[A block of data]

====================

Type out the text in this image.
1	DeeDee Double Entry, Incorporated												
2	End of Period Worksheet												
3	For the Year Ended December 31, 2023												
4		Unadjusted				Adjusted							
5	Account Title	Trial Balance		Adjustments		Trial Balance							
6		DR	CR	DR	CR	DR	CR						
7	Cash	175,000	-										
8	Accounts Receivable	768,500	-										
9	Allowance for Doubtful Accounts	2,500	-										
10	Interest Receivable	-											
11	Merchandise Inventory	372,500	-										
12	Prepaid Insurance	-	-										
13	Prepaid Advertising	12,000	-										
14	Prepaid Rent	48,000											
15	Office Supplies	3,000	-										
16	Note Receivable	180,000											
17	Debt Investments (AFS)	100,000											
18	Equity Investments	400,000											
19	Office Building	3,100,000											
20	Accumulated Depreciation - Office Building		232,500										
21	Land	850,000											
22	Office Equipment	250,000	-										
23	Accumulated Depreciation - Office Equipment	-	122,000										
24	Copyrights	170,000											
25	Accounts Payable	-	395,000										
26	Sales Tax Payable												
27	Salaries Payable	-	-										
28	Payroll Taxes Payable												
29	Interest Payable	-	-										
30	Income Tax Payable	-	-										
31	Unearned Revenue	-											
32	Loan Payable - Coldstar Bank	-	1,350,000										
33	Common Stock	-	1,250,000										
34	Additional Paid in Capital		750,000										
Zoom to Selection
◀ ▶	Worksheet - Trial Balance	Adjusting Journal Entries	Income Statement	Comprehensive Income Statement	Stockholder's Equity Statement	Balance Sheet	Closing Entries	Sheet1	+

====================

Search the records for the string "Payable" and return every line in which it occurs.

25	Accounts Payable	-	395,000										
26	Sales Tax Payable												
27	Salaries Payable	-	-										
28	Payroll Taxes Payable												
29	Interest Payable	-	-										
30	Income Tax Payable	-	-										
32	Loan Payable - Coldstar Bank	-	1,350,000										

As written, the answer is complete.